# [Input for this task]
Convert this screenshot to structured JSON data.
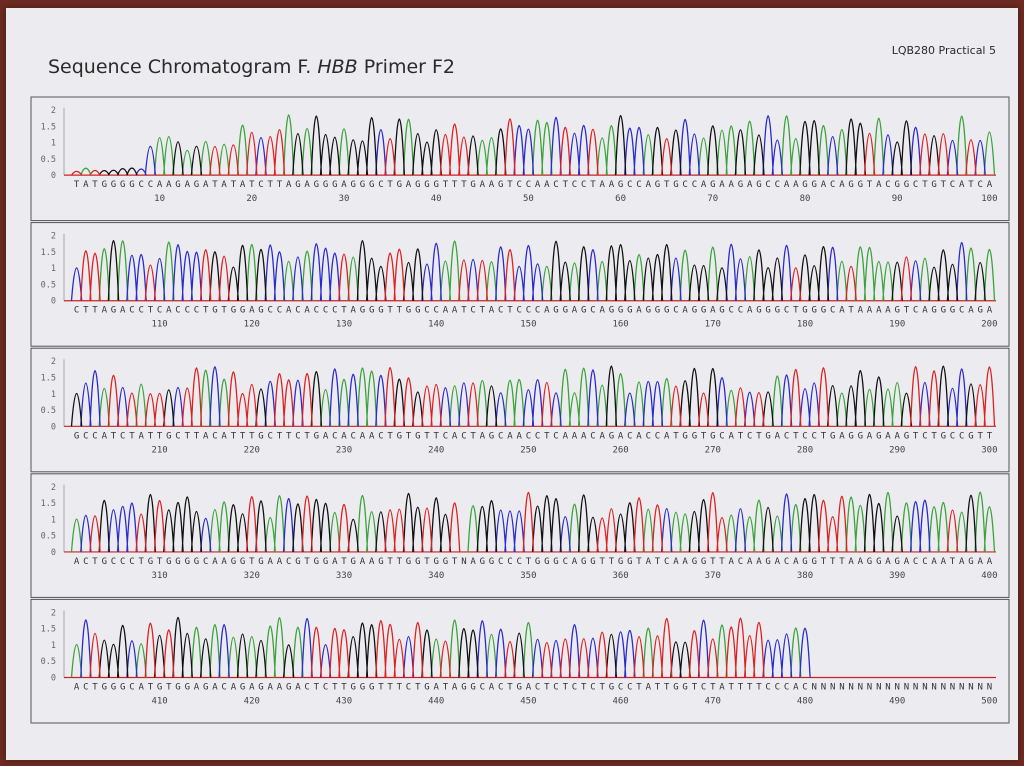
{
  "page": {
    "title_prefix": "Sequence Chromatogram F. ",
    "title_gene": "HBB",
    "title_suffix": " Primer F2",
    "course_label": "LQB280 Practical 5"
  },
  "colors": {
    "A": "#3aa33a",
    "C": "#2a2ad0",
    "G": "#111111",
    "T": "#e02020",
    "N": "#cc2222",
    "border": "#555555"
  },
  "chart_data": {
    "type": "line",
    "title": "Sequence Chromatogram F. HBB Primer F2",
    "xlabel": "",
    "ylabel": "",
    "ylim": [
      0,
      2
    ],
    "y_ticks": [
      "0",
      "0.5",
      "1",
      "1.5",
      "2"
    ],
    "series": [
      {
        "name": "A",
        "color": "#3aa33a"
      },
      {
        "name": "C",
        "color": "#2a2ad0"
      },
      {
        "name": "G",
        "color": "#111111"
      },
      {
        "name": "T",
        "color": "#e02020"
      }
    ],
    "rows": [
      {
        "sequence": "TATGGGGCCAAGAGATATATCTTAGAGGGAGGGCTGAGGGTTTGAAGTCCAACTCCTAAGCCAGTGCCAGAAGAGCCAAGGACAGGTACGGCTGTCATCA",
        "ticks": [
          "10",
          "20",
          "30",
          "40",
          "50",
          "60",
          "70",
          "80",
          "90",
          "100"
        ],
        "tick_positions": [
          10,
          20,
          30,
          40,
          50,
          60,
          70,
          80,
          90,
          100
        ]
      },
      {
        "sequence": "CTTAGACCTCACCCTGTGGAGCCACACCCTAGGGTTGGCCAATCTACTCCCAGGAGCAGGGAGGGCAGGAGCCAGGGCTGGGCATAAAAGTCAGGGCAGA",
        "ticks": [
          "110",
          "120",
          "130",
          "140",
          "150",
          "160",
          "170",
          "180",
          "190",
          "200"
        ],
        "tick_positions": [
          110,
          120,
          130,
          140,
          150,
          160,
          170,
          180,
          190,
          200
        ]
      },
      {
        "sequence": "GCCATCTATTGCTTACATTTGCTTCTGACACAACTGTGTTCACTAGCAACCTCAAACAGACACCATGGTGCATCTGACTCCTGAGGAGAAGTCTGCCGTT",
        "ticks": [
          "210",
          "220",
          "230",
          "240",
          "250",
          "260",
          "270",
          "280",
          "290",
          "300"
        ],
        "tick_positions": [
          210,
          220,
          230,
          240,
          250,
          260,
          270,
          280,
          290,
          300
        ]
      },
      {
        "sequence": "ACTGCCCTGTGGGGCAAGGTGAACGTGGATGAAGTTGGTGGTNAGGCCCTGGGCAGGTTGGTATCAAGGTTACAAGACAGGTTTAAGGAGACCAATAGAA",
        "ticks": [
          "310",
          "320",
          "330",
          "340",
          "350",
          "360",
          "370",
          "380",
          "390",
          "400"
        ],
        "tick_positions": [
          310,
          320,
          330,
          340,
          350,
          360,
          370,
          380,
          390,
          400
        ]
      },
      {
        "sequence": "ACTGGGCATGTGGAGACAGAGAAGACTCTTGGGTTTCTGATAGGCACTGACTCTCTCTGCCTATTGGTCTATTTTCCCACNNNNNNNNNNNNNNNNNNNN",
        "ticks": [
          "410",
          "420",
          "430",
          "440",
          "450",
          "460",
          "470",
          "480",
          "490",
          "500"
        ],
        "tick_positions": [
          410,
          420,
          430,
          440,
          450,
          460,
          470,
          480,
          490,
          500
        ]
      }
    ]
  }
}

# [Problem statement]
For this exercise, gather every line of the data that contains the word "Chromatogram".

# [Solved exercise]
    "title_prefix": "Sequence Chromatogram F. ",
    "title": "Sequence Chromatogram F. HBB Primer F2",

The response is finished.